* _GIVEN TASK_
Omit every picture while repeating the entries exactly.

(Source records)
════
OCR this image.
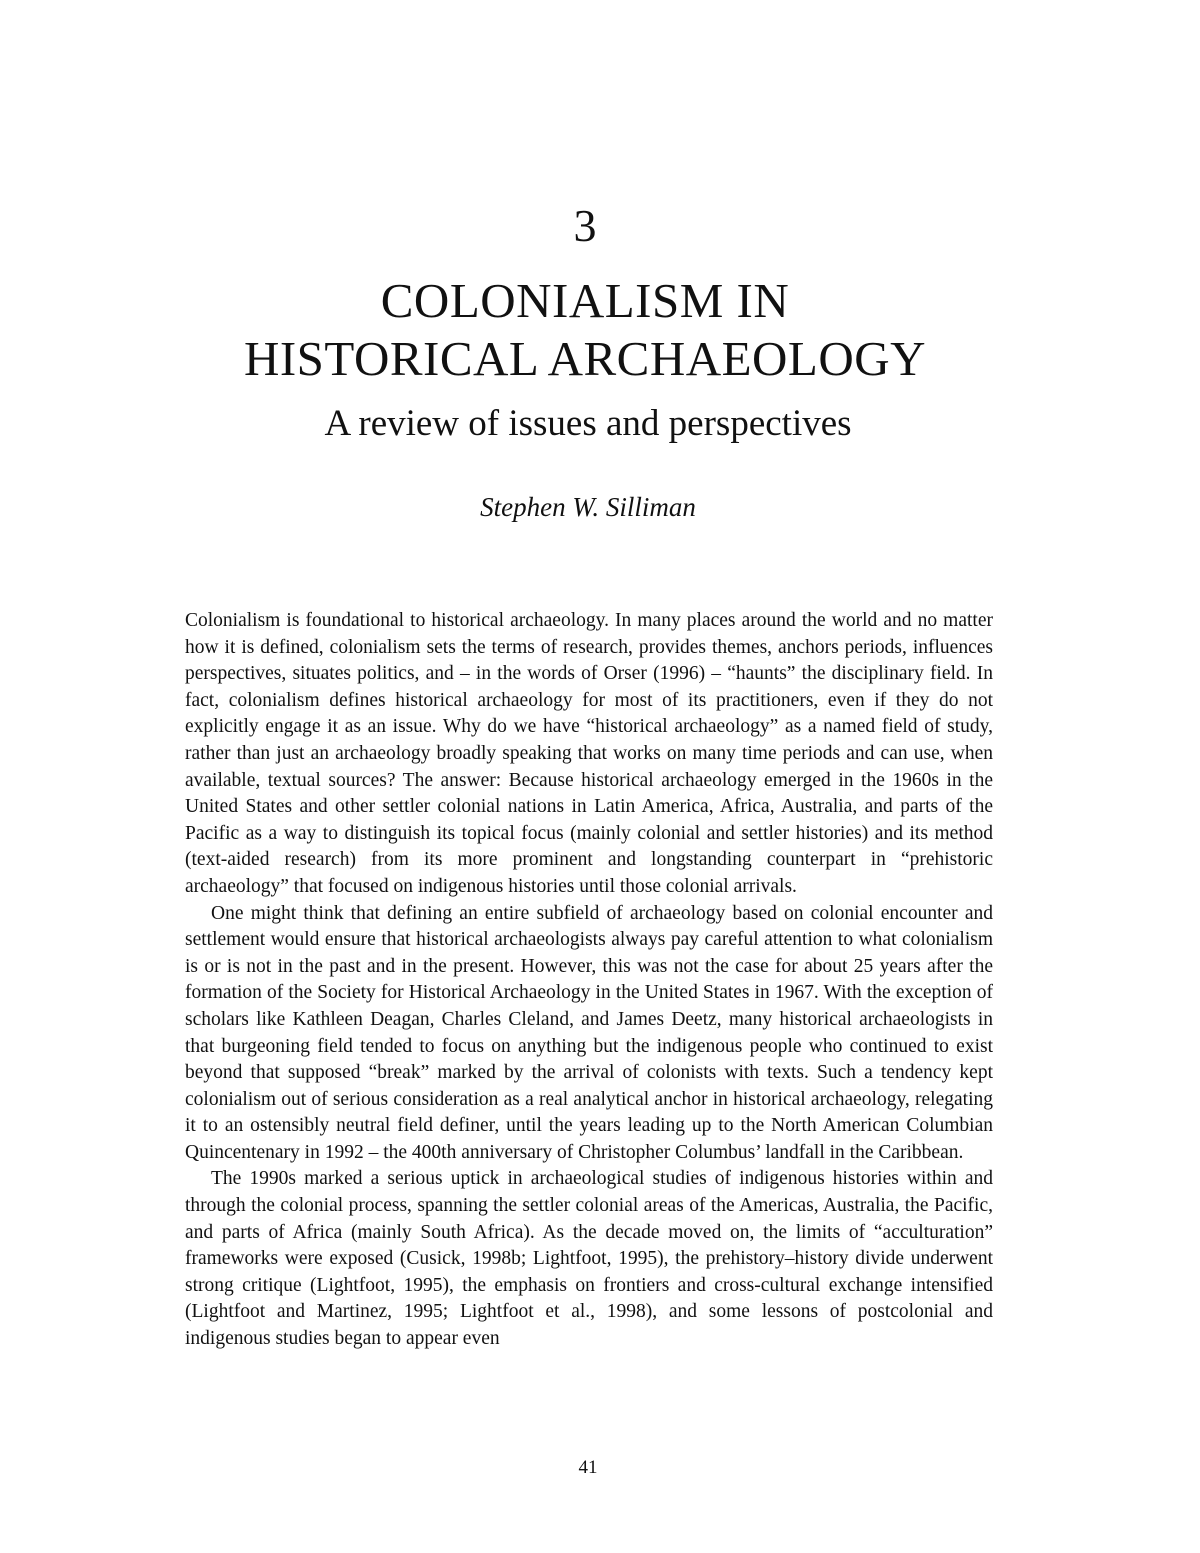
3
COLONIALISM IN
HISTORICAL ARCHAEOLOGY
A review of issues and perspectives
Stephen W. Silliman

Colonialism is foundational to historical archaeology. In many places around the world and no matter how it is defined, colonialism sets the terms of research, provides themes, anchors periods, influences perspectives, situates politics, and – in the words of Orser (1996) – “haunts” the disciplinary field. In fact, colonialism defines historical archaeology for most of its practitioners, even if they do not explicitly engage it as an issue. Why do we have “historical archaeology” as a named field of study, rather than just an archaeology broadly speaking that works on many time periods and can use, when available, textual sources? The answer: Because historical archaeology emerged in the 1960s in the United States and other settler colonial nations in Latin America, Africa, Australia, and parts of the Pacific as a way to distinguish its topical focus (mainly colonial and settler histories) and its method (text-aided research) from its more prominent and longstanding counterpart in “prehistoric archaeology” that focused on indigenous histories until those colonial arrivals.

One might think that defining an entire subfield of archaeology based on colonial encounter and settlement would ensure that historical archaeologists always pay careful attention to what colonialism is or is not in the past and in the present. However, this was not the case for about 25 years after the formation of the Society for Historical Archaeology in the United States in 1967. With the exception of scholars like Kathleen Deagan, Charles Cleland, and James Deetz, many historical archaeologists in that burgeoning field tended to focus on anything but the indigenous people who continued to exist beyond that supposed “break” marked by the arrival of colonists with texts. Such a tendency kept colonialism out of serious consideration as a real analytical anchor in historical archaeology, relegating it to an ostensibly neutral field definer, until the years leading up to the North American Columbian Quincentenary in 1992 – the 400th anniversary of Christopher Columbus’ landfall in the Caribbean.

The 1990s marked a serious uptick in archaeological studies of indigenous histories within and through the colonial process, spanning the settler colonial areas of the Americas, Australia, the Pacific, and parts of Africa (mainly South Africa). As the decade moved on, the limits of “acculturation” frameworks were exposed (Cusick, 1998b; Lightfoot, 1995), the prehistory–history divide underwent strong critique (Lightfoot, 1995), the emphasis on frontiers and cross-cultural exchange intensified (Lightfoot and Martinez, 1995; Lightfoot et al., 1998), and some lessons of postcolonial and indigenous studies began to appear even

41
════
* _WRITTEN ANSWER_
OCR this image.
3
COLONIALISM IN
HISTORICAL ARCHAEOLOGY
A review of issues and perspectives
Stephen W. Silliman

Colonialism is foundational to historical archaeology. In many places around the world and no matter how it is defined, colonialism sets the terms of research, provides themes, anchors periods, influences perspectives, situates politics, and – in the words of Orser (1996) – “haunts” the disciplinary field. In fact, colonialism defines historical archaeology for most of its practitioners, even if they do not explicitly engage it as an issue. Why do we have “historical archaeology” as a named field of study, rather than just an archaeology broadly speaking that works on many time periods and can use, when available, textual sources? The answer: Because historical archaeology emerged in the 1960s in the United States and other settler colonial nations in Latin America, Africa, Australia, and parts of the Pacific as a way to distinguish its topical focus (mainly colonial and settler histories) and its method (text-aided research) from its more prominent and longstanding counterpart in “prehistoric archaeology” that focused on indigenous histories until those colonial arrivals.

One might think that defining an entire subfield of archaeology based on colonial encounter and settlement would ensure that historical archaeologists always pay careful attention to what colonialism is or is not in the past and in the present. However, this was not the case for about 25 years after the formation of the Society for Historical Archaeology in the United States in 1967. With the exception of scholars like Kathleen Deagan, Charles Cleland, and James Deetz, many historical archaeologists in that burgeoning field tended to focus on anything but the indigenous people who continued to exist beyond that supposed “break” marked by the arrival of colonists with texts. Such a tendency kept colonialism out of serious consideration as a real analytical anchor in historical archaeology, relegating it to an ostensibly neutral field definer, until the years leading up to the North American Columbian Quincentenary in 1992 – the 400th anniversary of Christopher Columbus’ landfall in the Caribbean.

The 1990s marked a serious uptick in archaeological studies of indigenous histories within and through the colonial process, spanning the settler colonial areas of the Americas, Australia, the Pacific, and parts of Africa (mainly South Africa). As the decade moved on, the limits of “acculturation” frameworks were exposed (Cusick, 1998b; Lightfoot, 1995), the prehistory–history divide underwent strong critique (Lightfoot, 1995), the emphasis on frontiers and cross-cultural exchange intensified (Lightfoot and Martinez, 1995; Lightfoot et al., 1998), and some lessons of postcolonial and indigenous studies began to appear even

41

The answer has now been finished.